**Excerpt provided:**
How to use the Zone System


Although not as much used in modern digital photography, the Zone System can still be helpful in some cases, particularly if you are using spot meter mode. Back in the 1930’s, in the days of black and white film photography, Ansel Adams and Fred Archer devised a system for using a light meter to assess a scene and to choose the correct exposure to capture all the detail. This was important in the film era because you had no LCD screen to look at, and didn’t know if you had properly exposed the film until you developed it. A bad exposure was an image lost forever. Adams and Archer assigned numbers to different tonalities. Pure black was 0, pure white was 10, and a midtone was 5. A 1-step increase in number represented a 1-stop increase in brightness. By taking meter readings off different parts of the scene and assigning the proper numbers based on the measured brightness, the proper exposure could be determined. In theory, this might be done from a single object in a pinch. Ansel Adams’ famous photograph “Moonrise, Hernandez, New Mexico” was supposedly taken without the benefit of a light meter because he couldn’t find it in time, but he knew from memory the luminance of the moon and was able to assign the proper zone number.

In color digital photography, a similar idea can be used. In fact, I think it is easier to think of in terms of color than black and white (what is the difference between light grey and light, light grey?). I also think of it in terms of brightness compared to the mid tone rather than the original zone numbers. Here is the system I use and which I originally saw in Outdoor Photography magazine:

The numbers refer to how many stops to adjust if you take a spot meter reading. Since a spot meter reading assigns a midtone value, this is how many stops to adjust to get it to look like what you see in the image. For example, if you take a spot reading off a light pink flower and use this as the exposure, the flower will appear medium pink in the image which will be under exposed. If you considered the flower a pastel pink, take the spot reading, but increase the exposure by 1 stop longer to get the proper exposure.

You will note that a white object with detail (i.e. bright clouds, waterfalls) is 3 stops brighter than a midtone, but technically you can only overexpose a midtone by 2.5 stops. A midtone on your camera is defined as 18% grey which is 2.5 stops below the maximum brightness your camera can record. Therefore, if you take a reading off a white object (which will be assigned a midtone value) and open 3 stops you will over expose it. The solution here would be to only open 2-2.5 stops and recognize that you may be slightly underexposing true midtone objects in the scene in order to fit it all into one exposure. For white objects such as clouds or waterfalls, which may contain some featureless white area, it may be possible to increase exposure 3 stops if you are willing to live with some clipping of the brightest highlights.

I find this particularly helpful taking photos where there is no midtone object in the field of view. An example would be a white flower with dark green leaves. Here, you could take a reading off the dark green leaf (dark color), but reduce the exposure time by 1 stop to obtain the dark green color. You could take an additional reading off the bright white part of the flower and open 2 stops (see above). Then compare the shutter speeds you calculate. If the reading off the flower demands a faster shutter speed, use that to avoid overexposure. As always, you need to check the highlight warning and adjust the exposure if needed.

**Given entries:**
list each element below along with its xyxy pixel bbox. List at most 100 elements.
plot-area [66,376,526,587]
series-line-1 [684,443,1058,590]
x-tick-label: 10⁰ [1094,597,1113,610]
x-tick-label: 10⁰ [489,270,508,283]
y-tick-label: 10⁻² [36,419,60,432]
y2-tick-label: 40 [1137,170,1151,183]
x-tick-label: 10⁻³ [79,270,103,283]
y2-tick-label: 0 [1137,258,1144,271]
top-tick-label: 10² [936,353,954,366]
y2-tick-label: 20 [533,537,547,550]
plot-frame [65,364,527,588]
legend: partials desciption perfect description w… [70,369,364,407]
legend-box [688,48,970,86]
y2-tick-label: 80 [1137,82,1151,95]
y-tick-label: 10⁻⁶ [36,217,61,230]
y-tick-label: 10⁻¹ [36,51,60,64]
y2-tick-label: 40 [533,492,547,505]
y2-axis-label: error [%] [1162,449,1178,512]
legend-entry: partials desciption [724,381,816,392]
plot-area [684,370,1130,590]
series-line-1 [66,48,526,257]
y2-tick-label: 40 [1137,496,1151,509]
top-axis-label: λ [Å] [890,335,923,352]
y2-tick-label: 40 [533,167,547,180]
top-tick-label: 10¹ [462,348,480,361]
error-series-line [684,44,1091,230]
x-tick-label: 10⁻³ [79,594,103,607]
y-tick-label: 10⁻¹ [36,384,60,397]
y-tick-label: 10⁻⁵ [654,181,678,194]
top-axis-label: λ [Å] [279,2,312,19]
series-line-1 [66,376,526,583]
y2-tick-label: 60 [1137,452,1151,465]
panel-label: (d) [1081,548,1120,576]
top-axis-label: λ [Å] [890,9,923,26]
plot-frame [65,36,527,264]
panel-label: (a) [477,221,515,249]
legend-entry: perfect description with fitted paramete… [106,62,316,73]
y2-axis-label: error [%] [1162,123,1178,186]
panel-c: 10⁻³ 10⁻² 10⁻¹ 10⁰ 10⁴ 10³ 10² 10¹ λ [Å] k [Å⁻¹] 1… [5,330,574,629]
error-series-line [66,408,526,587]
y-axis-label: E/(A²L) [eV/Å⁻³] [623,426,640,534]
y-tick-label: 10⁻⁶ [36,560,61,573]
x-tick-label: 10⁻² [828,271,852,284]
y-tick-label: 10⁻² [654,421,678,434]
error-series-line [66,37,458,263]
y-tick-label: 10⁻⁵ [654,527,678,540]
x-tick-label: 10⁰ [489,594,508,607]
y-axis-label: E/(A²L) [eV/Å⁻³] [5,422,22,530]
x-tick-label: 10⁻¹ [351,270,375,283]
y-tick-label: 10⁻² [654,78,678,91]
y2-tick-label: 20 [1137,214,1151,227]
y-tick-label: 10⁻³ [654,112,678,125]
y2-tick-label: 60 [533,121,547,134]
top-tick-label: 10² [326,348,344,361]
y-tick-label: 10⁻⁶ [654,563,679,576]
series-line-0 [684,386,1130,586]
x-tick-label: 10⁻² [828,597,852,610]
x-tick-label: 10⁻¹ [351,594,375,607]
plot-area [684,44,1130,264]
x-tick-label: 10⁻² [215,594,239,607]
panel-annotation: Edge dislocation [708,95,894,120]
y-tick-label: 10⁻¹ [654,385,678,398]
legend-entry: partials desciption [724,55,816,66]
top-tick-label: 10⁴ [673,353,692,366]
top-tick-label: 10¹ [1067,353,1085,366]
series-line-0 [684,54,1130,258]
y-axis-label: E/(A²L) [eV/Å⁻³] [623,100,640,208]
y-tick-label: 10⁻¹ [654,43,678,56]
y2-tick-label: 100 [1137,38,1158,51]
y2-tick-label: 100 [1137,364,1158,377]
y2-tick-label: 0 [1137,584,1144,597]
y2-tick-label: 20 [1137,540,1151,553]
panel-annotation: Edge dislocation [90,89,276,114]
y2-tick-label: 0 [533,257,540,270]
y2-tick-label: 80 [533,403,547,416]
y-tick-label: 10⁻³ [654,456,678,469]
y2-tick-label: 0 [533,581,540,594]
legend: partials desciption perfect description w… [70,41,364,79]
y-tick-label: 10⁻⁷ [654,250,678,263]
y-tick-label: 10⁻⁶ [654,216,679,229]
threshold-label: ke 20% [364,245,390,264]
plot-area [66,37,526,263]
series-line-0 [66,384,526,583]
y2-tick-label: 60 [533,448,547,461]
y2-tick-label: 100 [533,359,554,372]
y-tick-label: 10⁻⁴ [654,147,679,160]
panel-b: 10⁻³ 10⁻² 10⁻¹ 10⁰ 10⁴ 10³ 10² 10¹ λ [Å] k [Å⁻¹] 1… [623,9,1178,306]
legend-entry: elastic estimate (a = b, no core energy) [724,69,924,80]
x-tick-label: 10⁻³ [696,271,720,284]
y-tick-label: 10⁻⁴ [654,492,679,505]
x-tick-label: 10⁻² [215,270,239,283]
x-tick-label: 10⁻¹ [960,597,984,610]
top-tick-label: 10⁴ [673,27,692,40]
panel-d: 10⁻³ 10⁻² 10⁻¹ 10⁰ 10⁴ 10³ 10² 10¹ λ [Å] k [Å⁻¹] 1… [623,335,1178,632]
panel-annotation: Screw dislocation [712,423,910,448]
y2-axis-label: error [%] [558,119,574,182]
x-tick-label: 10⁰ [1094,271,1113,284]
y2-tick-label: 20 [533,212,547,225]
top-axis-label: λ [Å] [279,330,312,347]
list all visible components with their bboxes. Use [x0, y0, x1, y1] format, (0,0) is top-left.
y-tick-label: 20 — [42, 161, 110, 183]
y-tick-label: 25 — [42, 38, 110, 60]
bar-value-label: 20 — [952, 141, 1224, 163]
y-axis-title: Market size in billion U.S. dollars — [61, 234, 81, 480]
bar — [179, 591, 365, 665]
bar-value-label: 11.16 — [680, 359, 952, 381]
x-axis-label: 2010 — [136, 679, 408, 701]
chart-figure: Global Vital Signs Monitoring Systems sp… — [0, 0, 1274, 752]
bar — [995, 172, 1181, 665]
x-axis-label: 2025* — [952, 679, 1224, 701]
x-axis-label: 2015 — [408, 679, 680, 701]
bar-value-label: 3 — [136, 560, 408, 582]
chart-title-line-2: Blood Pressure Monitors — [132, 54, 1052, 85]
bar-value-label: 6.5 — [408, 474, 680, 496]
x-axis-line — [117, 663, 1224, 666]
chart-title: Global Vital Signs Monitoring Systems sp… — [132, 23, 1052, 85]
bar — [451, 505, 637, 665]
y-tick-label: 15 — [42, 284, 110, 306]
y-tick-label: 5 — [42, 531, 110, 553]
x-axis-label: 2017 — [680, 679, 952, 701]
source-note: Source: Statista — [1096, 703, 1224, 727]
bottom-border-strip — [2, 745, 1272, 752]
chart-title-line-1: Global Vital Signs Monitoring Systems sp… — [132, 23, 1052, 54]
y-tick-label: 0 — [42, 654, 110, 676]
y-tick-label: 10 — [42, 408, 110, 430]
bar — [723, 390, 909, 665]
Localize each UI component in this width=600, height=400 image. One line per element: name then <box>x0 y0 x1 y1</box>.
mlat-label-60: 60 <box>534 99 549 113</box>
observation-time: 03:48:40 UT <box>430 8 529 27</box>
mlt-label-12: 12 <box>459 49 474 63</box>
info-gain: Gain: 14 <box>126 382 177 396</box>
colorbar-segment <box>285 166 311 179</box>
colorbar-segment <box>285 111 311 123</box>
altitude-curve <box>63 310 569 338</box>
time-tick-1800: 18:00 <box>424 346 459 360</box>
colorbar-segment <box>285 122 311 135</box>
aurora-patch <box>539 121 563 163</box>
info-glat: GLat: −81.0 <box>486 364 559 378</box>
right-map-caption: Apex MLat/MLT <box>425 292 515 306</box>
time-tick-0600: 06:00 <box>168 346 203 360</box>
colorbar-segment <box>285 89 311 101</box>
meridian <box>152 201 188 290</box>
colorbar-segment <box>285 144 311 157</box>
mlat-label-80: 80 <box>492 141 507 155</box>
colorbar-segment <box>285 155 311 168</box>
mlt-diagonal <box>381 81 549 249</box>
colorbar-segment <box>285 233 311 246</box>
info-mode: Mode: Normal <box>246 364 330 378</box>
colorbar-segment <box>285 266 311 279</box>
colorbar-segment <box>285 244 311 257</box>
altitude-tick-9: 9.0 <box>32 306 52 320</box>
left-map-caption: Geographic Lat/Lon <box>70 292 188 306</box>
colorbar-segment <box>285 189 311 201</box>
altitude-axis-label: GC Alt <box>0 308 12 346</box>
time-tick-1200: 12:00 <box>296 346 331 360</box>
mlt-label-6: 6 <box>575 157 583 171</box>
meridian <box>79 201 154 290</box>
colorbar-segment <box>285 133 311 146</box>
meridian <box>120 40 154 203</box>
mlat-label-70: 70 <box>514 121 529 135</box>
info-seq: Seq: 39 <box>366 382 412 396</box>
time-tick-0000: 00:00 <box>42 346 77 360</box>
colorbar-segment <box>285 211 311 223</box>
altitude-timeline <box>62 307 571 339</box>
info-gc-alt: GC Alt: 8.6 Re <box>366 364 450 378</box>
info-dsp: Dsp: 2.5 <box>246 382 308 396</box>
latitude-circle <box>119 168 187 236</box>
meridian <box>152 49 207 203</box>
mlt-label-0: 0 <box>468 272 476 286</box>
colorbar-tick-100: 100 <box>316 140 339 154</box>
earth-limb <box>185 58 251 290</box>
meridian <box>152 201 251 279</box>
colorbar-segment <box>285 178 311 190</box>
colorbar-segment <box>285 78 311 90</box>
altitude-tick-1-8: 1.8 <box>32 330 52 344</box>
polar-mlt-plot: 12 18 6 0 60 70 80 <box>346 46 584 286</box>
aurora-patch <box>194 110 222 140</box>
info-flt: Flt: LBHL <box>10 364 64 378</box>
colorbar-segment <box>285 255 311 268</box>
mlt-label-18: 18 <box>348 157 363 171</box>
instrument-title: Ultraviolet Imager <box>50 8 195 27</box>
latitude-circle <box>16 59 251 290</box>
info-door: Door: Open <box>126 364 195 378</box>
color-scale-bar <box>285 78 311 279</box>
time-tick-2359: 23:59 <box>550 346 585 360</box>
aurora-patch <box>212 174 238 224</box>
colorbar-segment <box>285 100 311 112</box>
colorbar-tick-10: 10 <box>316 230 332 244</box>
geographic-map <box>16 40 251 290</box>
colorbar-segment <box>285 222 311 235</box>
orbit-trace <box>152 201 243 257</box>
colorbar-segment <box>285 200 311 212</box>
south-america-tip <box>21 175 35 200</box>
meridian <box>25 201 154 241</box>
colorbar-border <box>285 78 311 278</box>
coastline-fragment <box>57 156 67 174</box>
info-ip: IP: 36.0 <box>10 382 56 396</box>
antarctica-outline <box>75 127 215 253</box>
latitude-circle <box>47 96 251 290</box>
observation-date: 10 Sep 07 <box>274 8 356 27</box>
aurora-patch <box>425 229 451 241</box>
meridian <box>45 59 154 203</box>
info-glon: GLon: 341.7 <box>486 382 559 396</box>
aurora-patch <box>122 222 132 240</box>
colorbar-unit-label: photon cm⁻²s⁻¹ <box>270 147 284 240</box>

**Required work:**
(1) For each statement, say whether it agrees with the text on the Zone System, answering yes or no and quoting the words of the text that decide it: (a) Ansel Adams and Fred Archer devised the system in the 1930s; (b) in the original numbering, pure white was given the number 5; (c) a camera defines a midtone as 18% grey.
(2) Rewrite as a short list the paragraph of the text on the Zone System that begins "I find this particularly helpful", keeping its main facts.

**Responses per task:**
(1)
(a) Yes: "Back in the 1930’s, in the days of black and white film photography, Ansel Adams and Fred Archer devised a system for using a light meter to assess a scene and to choose the correct exposure to capture all the detail."
(b) No: "Pure black was 0, pure white was 10, and a midtone was 5."
(c) Yes: "A midtone on your camera is defined as 18% grey which is 2.5 stops below the maximum brightness your camera can record."

(2)
- The method is especially useful when there is no midtone object in the field of view, such as a white flower with dark green leaves.
- Take a reading off the dark green leaf and reduce the exposure time by 1 stop.
- Take another reading off the bright white part of the flower and open 2 stops.
- Compare the two shutter speeds. If the flower reading calls for a faster one, use it to avoid overexposure.
- Check the highlight warning and adjust the exposure if needed.